# Dataset items:
⟨
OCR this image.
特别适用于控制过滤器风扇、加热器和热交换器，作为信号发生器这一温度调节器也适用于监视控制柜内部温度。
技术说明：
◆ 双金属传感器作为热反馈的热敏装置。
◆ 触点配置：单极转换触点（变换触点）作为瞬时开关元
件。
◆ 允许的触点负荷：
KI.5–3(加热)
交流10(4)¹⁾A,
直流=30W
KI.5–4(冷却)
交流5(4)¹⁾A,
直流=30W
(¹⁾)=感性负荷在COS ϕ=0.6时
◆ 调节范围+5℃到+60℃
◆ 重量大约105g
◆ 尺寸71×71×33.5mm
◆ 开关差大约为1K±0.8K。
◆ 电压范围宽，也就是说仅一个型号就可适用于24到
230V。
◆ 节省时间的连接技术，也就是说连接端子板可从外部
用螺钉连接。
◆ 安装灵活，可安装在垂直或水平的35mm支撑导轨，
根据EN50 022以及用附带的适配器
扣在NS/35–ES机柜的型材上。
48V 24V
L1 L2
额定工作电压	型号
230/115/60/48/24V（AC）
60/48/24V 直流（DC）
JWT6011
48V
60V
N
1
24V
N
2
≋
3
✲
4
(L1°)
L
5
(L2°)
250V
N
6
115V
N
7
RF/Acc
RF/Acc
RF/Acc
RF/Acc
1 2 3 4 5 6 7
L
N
⟩
# Your task:
Every entry must be retyped in full, exactly as given.

# Answer for the task:
OCR this image.
特别适用于控制过滤器风扇、加热器和热交换器，作为信号发生器这一温度调节器也适用于监视控制柜内部温度。
技术说明：
◆ 双金属传感器作为热反馈的热敏装置。
◆ 触点配置：单极转换触点（变换触点）作为瞬时开关元
件。
◆ 允许的触点负荷：
KI.5–3(加热)
交流10(4)¹⁾A,
直流=30W
KI.5–4(冷却)
交流5(4)¹⁾A,
直流=30W
(¹⁾)=感性负荷在COS ϕ=0.6时
◆ 调节范围+5℃到+60℃
◆ 重量大约105g
◆ 尺寸71×71×33.5mm
◆ 开关差大约为1K±0.8K。
◆ 电压范围宽，也就是说仅一个型号就可适用于24到
230V。
◆ 节省时间的连接技术，也就是说连接端子板可从外部
用螺钉连接。
◆ 安装灵活，可安装在垂直或水平的35mm支撑导轨，
根据EN50 022以及用附带的适配器
扣在NS/35–ES机柜的型材上。
48V 24V
L1 L2
额定工作电压	型号
230/115/60/48/24V（AC）
60/48/24V 直流（DC）
JWT6011
48V
60V
N
1
24V
N
2
≋
3
✲
4
(L1°)
L
5
(L2°)
250V
N
6
115V
N
7
RF/Acc
RF/Acc
RF/Acc
RF/Acc
1 2 3 4 5 6 7
L
N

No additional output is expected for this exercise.